Problem requirements:
Output each entry that follows exactly. Images stay out.

Data to use:
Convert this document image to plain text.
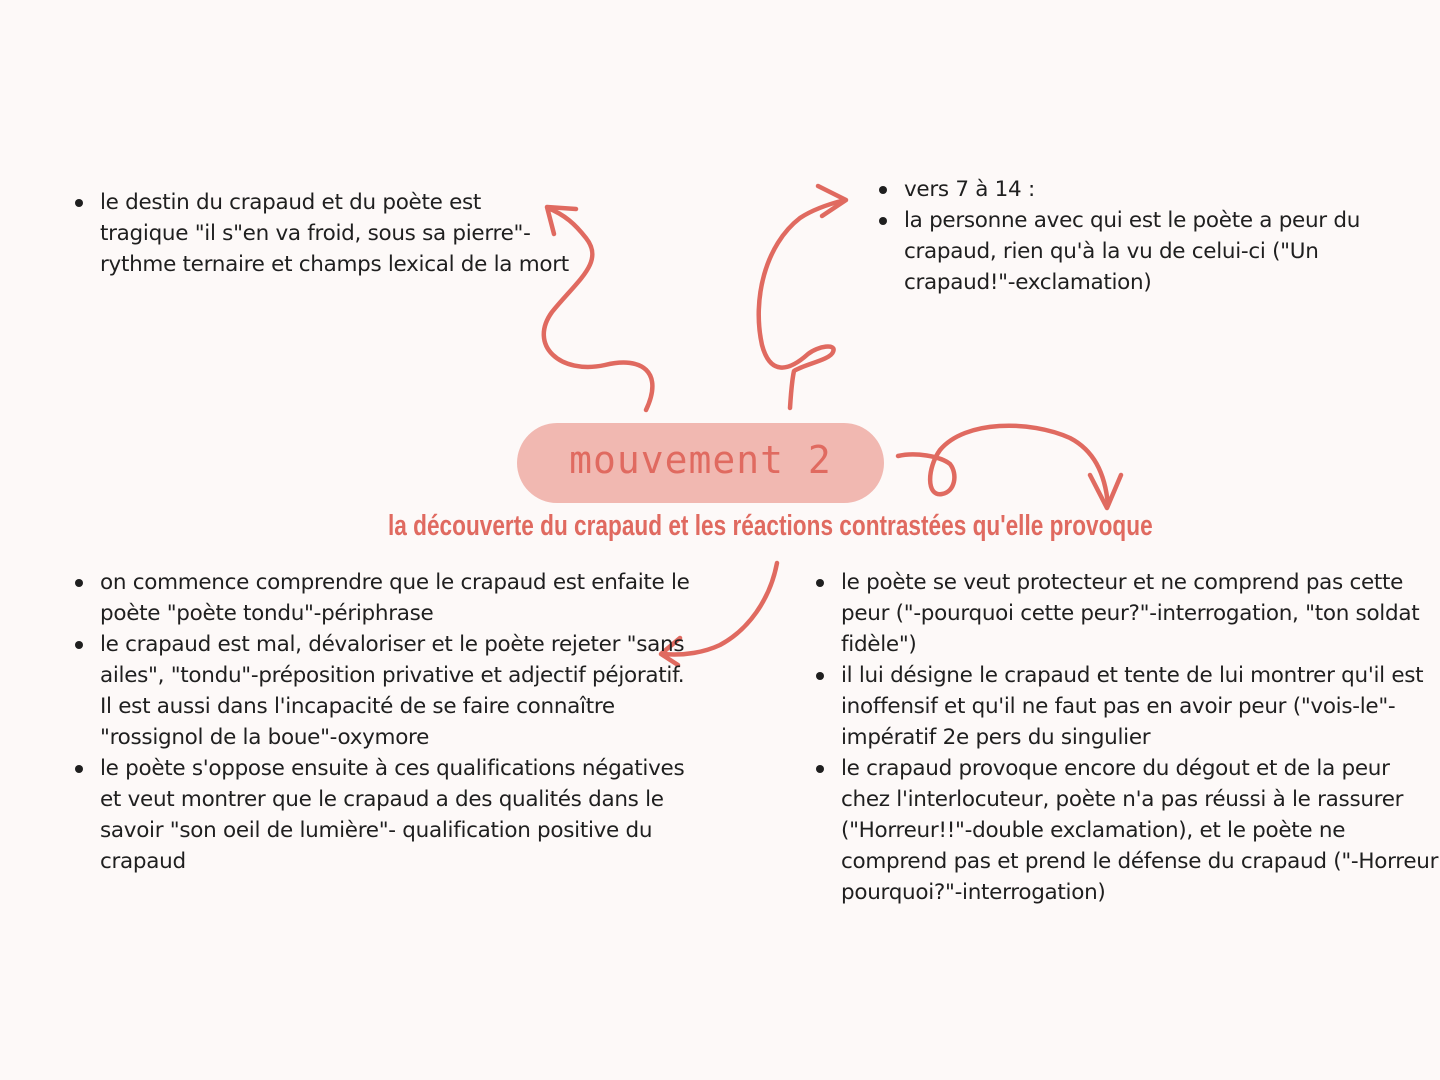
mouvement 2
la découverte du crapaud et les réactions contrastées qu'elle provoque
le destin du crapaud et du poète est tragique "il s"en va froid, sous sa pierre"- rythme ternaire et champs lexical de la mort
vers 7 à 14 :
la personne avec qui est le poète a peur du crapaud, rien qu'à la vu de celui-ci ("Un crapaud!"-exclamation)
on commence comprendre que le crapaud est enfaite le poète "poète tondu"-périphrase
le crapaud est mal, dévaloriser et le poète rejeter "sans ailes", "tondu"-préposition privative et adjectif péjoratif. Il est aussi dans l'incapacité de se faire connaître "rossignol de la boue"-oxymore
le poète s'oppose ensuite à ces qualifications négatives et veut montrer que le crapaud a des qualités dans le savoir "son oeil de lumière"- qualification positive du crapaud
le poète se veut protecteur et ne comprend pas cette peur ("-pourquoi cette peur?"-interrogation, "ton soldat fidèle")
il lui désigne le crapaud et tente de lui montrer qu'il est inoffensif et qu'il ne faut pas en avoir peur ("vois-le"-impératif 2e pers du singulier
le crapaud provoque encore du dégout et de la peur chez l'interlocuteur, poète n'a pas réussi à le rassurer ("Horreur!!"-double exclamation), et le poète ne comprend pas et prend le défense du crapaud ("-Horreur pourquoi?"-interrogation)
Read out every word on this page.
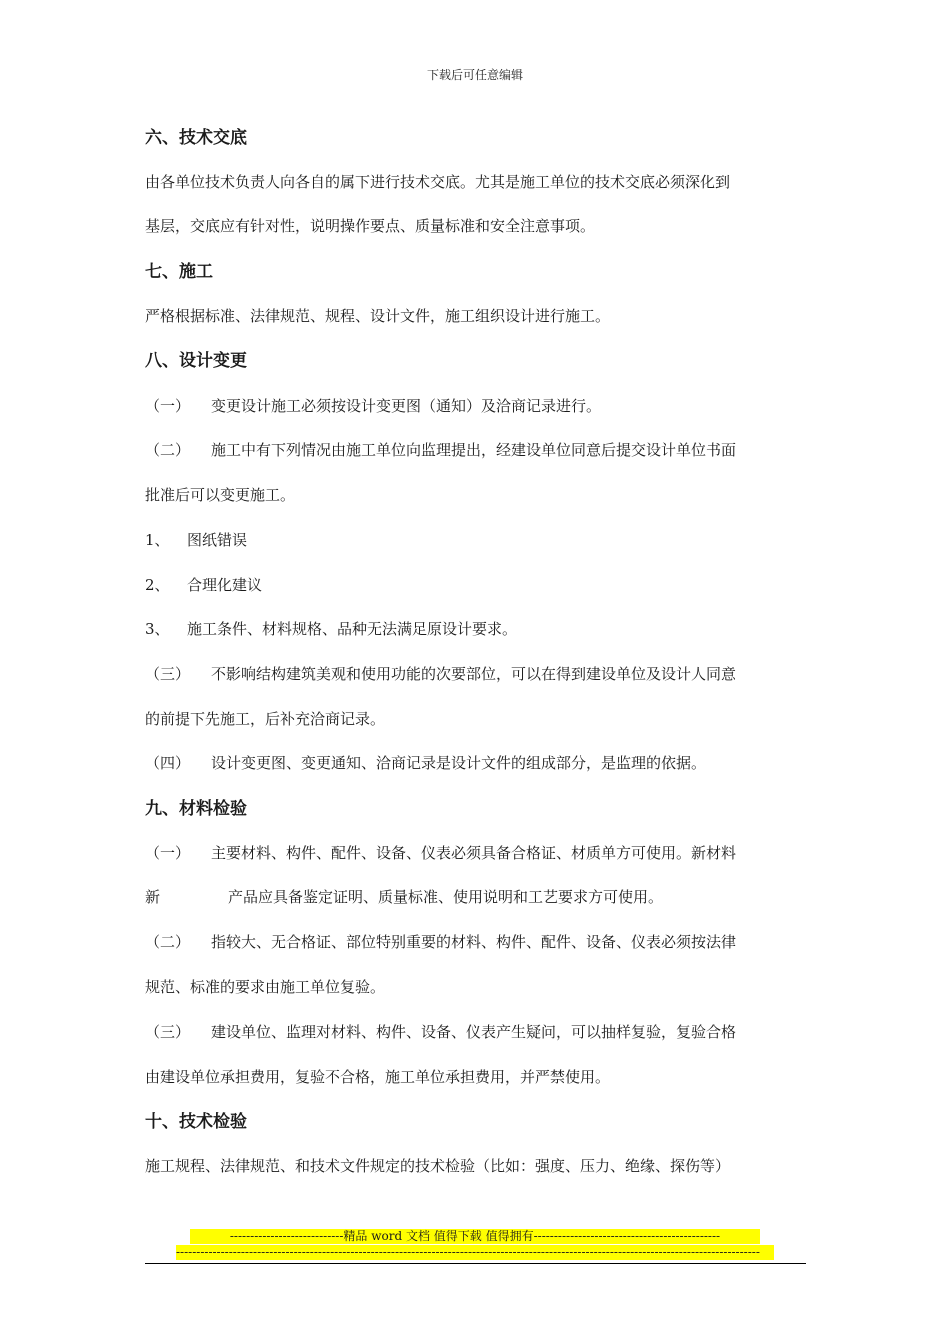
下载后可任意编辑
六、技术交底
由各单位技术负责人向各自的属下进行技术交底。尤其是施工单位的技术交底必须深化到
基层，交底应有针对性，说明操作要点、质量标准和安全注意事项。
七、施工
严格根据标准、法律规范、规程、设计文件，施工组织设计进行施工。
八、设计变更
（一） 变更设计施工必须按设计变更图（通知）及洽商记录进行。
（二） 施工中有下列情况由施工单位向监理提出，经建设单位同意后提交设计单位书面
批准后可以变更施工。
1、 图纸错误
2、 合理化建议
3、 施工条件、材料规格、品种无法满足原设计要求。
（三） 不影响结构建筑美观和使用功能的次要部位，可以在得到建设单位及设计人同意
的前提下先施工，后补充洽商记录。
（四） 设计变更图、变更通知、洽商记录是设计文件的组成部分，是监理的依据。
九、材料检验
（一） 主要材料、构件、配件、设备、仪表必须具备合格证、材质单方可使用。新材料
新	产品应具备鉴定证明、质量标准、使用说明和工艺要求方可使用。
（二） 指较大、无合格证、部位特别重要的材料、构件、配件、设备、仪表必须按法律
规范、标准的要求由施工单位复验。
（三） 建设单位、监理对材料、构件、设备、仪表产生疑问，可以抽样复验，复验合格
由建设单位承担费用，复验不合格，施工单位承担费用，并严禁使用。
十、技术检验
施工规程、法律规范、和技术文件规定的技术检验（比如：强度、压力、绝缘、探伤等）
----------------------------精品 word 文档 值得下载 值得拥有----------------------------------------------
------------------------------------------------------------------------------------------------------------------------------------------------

The solution:
Convert this document image to plain text.
mouvement 2
la découverte du crapaud et les réactions contrastées qu'elle provoque
le destin du crapaud et du poète est tragique "il s"en va froid, sous sa pierre"- rythme ternaire et champs lexical de la mort
vers 7 à 14 :
la personne avec qui est le poète a peur du crapaud, rien qu'à la vu de celui-ci ("Un crapaud!"-exclamation)
on commence comprendre que le crapaud est enfaite le poète "poète tondu"-périphrase
le crapaud est mal, dévaloriser et le poète rejeter "sans ailes", "tondu"-préposition privative et adjectif péjoratif. Il est aussi dans l'incapacité de se faire connaître "rossignol de la boue"-oxymore
le poète s'oppose ensuite à ces qualifications négatives et veut montrer que le crapaud a des qualités dans le savoir "son oeil de lumière"- qualification positive du crapaud
le poète se veut protecteur et ne comprend pas cette peur ("-pourquoi cette peur?"-interrogation, "ton soldat fidèle")
il lui désigne le crapaud et tente de lui montrer qu'il est inoffensif et qu'il ne faut pas en avoir peur ("vois-le"-impératif 2e pers du singulier
le crapaud provoque encore du dégout et de la peur chez l'interlocuteur, poète n'a pas réussi à le rassurer ("Horreur!!"-double exclamation), et le poète ne comprend pas et prend le défense du crapaud ("-Horreur pourquoi?"-interrogation)
Read out every word on this page.
下载后可任意编辑
六、技术交底
由各单位技术负责人向各自的属下进行技术交底。尤其是施工单位的技术交底必须深化到
基层，交底应有针对性，说明操作要点、质量标准和安全注意事项。
七、施工
严格根据标准、法律规范、规程、设计文件，施工组织设计进行施工。
八、设计变更
（一） 变更设计施工必须按设计变更图（通知）及洽商记录进行。
（二） 施工中有下列情况由施工单位向监理提出，经建设单位同意后提交设计单位书面
批准后可以变更施工。
1、 图纸错误
2、 合理化建议
3、 施工条件、材料规格、品种无法满足原设计要求。
（三） 不影响结构建筑美观和使用功能的次要部位，可以在得到建设单位及设计人同意
的前提下先施工，后补充洽商记录。
（四） 设计变更图、变更通知、洽商记录是设计文件的组成部分，是监理的依据。
九、材料检验
（一） 主要材料、构件、配件、设备、仪表必须具备合格证、材质单方可使用。新材料
新	产品应具备鉴定证明、质量标准、使用说明和工艺要求方可使用。
（二） 指较大、无合格证、部位特别重要的材料、构件、配件、设备、仪表必须按法律
规范、标准的要求由施工单位复验。
（三） 建设单位、监理对材料、构件、设备、仪表产生疑问，可以抽样复验，复验合格
由建设单位承担费用，复验不合格，施工单位承担费用，并严禁使用。
十、技术检验
施工规程、法律规范、和技术文件规定的技术检验（比如：强度、压力、绝缘、探伤等）
----------------------------精品 word 文档 值得下载 值得拥有----------------------------------------------
------------------------------------------------------------------------------------------------------------------------------------------------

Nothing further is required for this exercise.